Seitenauszug:
Hier beginnen die t-förmigen Masten der Oberleitung. Meist in die Straße eingelassen, aber neben dem Parque María Zambrano (María-Zambrano-Park) mit separiertem Kunstrasenbeet, führt die zweigleisige Strecke um das Stadtzentrum, so daß meist auf der einen Seite Gebäude aus der Zeit seit den Sechzigern und auf der anderen neuere sind.

Eingleisig biegt sie ab und schlängelt sich durch kleinere Straßen und vorbei am kleinen Parque Juan Jurado Lorca (Juan-Jurado-Lorca-Park), bevor sie von Neuem auf die breite Avenida Vivar Telléz/Avenida Juan Carlos I (Vivar-Telléz-Allee/Juan-Carlos-I-Allee) abbiegt und mit ihr leicht hügelab Richtung Meer führt.

Etwa dort, wo die Wohnbebauung endet, wird die Strecke wieder zweigleisig und verläuft beidseits der begrünten grün-gelben Betonbarriere in der Straßenmitte durch das Gewerbegebiet, wo an der linken Seite unter Ficusbäumen zudem breite Fuß- und Fahrradwege sind.

Nach dem Gewerbegebiet, wo offene Felder und Autobahnauffahrten folgen, rückt die Straßenbahn links neben die Straße und hat nun ein geschottertes Gleisbett mit Betonschwellen, wie es jede Bahnstrecke haben könnte.

Die beiden Brücken der Autobahn, unter der die Straße und die Straßenbahnstrecke hindurchführen, haben abgerundete Seiten und ruhen auf mächtigen Pfeilen, die mit einem kleineren Kegel beginnen und in einen umgedrehten Kegel übergehen, der aber in der Mitte offen ist, so daß nur vier abgerundete schräge Stützen den Brückenboden berühren. So sehr wie ein Zweckbau ist die Autobahnbrüche damit ein Tor in die Stadt aus elegant geschwungenem Beton.

Bereitgestelltes Material:

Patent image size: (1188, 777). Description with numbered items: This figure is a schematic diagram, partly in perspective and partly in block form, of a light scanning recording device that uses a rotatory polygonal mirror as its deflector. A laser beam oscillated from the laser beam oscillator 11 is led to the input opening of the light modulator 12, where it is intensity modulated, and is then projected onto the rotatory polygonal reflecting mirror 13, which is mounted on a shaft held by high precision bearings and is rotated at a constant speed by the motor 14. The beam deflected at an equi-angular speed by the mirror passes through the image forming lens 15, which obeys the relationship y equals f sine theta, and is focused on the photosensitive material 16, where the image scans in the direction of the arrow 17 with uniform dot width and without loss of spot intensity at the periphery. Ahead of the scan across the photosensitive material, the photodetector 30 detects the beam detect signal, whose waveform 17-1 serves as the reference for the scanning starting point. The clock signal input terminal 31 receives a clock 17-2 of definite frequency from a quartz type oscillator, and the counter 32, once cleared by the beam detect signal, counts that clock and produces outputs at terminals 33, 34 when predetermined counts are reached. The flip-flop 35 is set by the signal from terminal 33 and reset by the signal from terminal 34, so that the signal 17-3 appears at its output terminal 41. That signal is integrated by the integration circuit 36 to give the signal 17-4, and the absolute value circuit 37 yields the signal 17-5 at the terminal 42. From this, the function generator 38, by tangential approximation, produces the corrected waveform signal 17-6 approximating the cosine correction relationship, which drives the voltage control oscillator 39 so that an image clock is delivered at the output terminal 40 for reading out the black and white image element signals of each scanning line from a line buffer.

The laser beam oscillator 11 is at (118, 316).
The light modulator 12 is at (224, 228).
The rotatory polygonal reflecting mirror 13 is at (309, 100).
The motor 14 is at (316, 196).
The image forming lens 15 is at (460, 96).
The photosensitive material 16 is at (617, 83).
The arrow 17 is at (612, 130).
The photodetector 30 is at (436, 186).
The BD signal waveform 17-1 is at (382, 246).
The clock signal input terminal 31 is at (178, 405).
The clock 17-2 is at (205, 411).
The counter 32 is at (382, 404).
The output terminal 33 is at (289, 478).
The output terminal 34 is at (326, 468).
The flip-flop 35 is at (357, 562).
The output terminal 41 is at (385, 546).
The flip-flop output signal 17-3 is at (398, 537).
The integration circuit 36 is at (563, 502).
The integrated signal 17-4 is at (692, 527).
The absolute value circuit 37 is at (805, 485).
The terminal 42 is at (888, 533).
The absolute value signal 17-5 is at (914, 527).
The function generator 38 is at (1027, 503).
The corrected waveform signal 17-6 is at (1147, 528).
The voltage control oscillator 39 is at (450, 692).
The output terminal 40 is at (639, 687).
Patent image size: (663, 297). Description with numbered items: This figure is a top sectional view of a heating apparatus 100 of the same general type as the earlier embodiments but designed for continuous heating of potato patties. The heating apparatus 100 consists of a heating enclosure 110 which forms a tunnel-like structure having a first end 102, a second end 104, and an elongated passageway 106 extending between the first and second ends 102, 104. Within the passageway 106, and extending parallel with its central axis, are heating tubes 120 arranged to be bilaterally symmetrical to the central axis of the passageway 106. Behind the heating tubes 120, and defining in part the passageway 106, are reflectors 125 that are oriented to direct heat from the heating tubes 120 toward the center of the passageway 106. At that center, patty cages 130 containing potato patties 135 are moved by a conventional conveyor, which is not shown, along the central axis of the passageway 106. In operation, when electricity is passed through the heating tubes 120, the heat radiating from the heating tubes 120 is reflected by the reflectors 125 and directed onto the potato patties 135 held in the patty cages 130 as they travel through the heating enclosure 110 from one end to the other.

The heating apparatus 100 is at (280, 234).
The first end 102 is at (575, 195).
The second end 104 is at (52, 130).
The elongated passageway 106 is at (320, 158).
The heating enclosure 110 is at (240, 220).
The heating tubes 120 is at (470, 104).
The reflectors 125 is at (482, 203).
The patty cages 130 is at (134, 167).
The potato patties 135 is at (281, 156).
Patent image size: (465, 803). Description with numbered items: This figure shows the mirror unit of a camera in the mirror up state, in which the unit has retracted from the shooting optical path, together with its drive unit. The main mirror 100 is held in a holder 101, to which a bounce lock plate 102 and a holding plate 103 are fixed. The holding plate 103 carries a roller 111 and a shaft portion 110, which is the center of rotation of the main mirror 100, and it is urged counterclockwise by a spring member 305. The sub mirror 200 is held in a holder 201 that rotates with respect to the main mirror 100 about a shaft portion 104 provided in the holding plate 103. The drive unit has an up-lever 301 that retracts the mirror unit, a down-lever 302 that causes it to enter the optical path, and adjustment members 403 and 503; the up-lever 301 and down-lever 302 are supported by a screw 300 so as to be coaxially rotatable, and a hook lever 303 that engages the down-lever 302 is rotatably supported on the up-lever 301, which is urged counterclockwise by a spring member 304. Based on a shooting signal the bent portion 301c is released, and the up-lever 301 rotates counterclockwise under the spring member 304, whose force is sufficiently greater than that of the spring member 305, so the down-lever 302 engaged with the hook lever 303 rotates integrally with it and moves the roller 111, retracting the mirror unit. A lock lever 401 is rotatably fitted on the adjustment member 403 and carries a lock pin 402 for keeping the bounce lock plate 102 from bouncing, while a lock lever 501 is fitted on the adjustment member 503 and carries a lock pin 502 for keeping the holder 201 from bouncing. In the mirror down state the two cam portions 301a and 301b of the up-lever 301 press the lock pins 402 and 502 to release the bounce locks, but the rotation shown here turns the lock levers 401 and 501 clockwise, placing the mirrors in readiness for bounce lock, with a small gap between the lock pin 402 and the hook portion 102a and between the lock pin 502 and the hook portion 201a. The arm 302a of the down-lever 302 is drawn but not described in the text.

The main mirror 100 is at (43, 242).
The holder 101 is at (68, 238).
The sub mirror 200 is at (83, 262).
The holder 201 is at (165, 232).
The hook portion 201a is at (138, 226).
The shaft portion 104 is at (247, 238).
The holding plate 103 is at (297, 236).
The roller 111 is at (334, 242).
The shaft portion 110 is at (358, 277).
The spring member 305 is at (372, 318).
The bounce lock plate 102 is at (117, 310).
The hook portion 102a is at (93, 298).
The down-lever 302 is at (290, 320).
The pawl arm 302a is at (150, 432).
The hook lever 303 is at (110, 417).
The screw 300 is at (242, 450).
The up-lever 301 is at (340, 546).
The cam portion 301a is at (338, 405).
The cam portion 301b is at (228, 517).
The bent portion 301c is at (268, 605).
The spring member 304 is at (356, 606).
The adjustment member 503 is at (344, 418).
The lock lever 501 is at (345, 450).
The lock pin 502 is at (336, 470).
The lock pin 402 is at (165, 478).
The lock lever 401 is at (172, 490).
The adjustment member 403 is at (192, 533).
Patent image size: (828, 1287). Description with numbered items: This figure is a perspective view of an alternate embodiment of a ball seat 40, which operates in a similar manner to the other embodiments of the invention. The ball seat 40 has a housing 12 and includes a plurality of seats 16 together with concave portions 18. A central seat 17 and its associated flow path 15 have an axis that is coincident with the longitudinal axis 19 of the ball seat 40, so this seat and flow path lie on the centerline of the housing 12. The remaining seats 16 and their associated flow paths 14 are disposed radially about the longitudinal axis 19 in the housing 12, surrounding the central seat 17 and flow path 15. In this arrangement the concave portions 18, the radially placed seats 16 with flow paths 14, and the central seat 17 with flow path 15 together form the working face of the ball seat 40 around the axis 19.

Aufgabe: Führe die Beschreibung der Straßenbahnstrecke im Seitenauszug nach ihrem letzten Satz weiter.

Ergebnis:
Bald darauf, neben dem Einkaufszentrum El Ingenio zweigt die Straßenbahnstrecke ein weiteres Mal ab und führt am Betriebshof vorbei einen Hang hinauf, was sich sogleich dadurch erklärt, daß dort das Krankenhaus ist.

Bei diesem macht die Strecke einen weiteren Bogen und führt zwischen letzten Feldern und ersten neuen Wohnbauten hinab gen Meer. Nun wieder mit einem einzelnen in die Straße eingelassenen Gleis biegt die Strecke zum letzten Mal ab, und folgt der parallel zum Meer verlaufenden Hauptstraße von Torre del Mar, das weniger ein Stadtteil von Vélez-Málaga als eine eigene Stadt ganz anderer, touristischer Art ist,

und erreicht bei einem Platz ihre Endhaltestelle.

Die Straßenbahn von Vélez-Málaga ist ein Musterbeispiel der gegenwärtigen zweiten Hochzeit des Straßenbahnbaus. Wie sie zwei Stadtkerne und auf dem Weg alle für diese wichtigen Einrichtungen verbindet, ist makellos und eine Verlängerung des Netzes zu den nahen touristischen Teilen von Torrox und Nerja im Osten oder gar nach Rincón de la Victoria und Málaga im Westen ist gut vorstellbar.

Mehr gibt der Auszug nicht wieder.